> [Objective]: The records below must be output exactly, without pictures.

> [Entries provided]:

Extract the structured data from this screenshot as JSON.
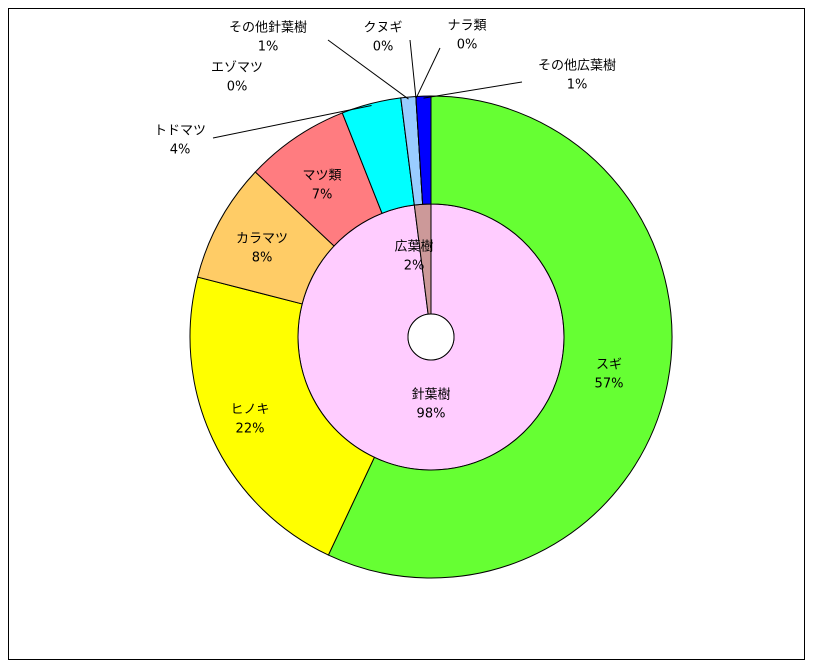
{
  "chart_data": {
    "type": "donut",
    "rings": [
      {
        "categories": [
          "針葉樹",
          "広葉樹"
        ],
        "values": [
          98,
          2
        ],
        "value_labels": [
          "98%",
          "2%"
        ],
        "colors": [
          "#ffccff",
          "#cc9999"
        ]
      },
      {
        "categories": [
          "スギ",
          "ヒノキ",
          "カラマツ",
          "マツ類",
          "トドマツ",
          "エゾマツ",
          "その他針葉樹",
          "クヌギ",
          "ナラ類",
          "その他広葉樹"
        ],
        "values": [
          57,
          22,
          8,
          7,
          4,
          0,
          1,
          0,
          0,
          1
        ],
        "value_labels": [
          "57%",
          "22%",
          "8%",
          "7%",
          "4%",
          "0%",
          "1%",
          "0%",
          "0%",
          "1%"
        ],
        "colors": [
          "#66ff33",
          "#ffff00",
          "#ffcc66",
          "#ff7c80",
          "#00ffff",
          "#3366ff",
          "#99ccff",
          "#996633",
          "#cc99ff",
          "#0000ff"
        ]
      }
    ]
  }
}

> [Result of the exercise]:
Extract the structured data from this screenshot as JSON.
{
  "chart_data": {
    "type": "donut",
    "rings": [
      {
        "categories": [
          "針葉樹",
          "広葉樹"
        ],
        "values": [
          98,
          2
        ],
        "value_labels": [
          "98%",
          "2%"
        ],
        "colors": [
          "#ffccff",
          "#cc9999"
        ]
      },
      {
        "categories": [
          "スギ",
          "ヒノキ",
          "カラマツ",
          "マツ類",
          "トドマツ",
          "エゾマツ",
          "その他針葉樹",
          "クヌギ",
          "ナラ類",
          "その他広葉樹"
        ],
        "values": [
          57,
          22,
          8,
          7,
          4,
          0,
          1,
          0,
          0,
          1
        ],
        "value_labels": [
          "57%",
          "22%",
          "8%",
          "7%",
          "4%",
          "0%",
          "1%",
          "0%",
          "0%",
          "1%"
        ],
        "colors": [
          "#66ff33",
          "#ffff00",
          "#ffcc66",
          "#ff7c80",
          "#00ffff",
          "#3366ff",
          "#99ccff",
          "#996633",
          "#cc99ff",
          "#0000ff"
        ]
      }
    ]
  }
}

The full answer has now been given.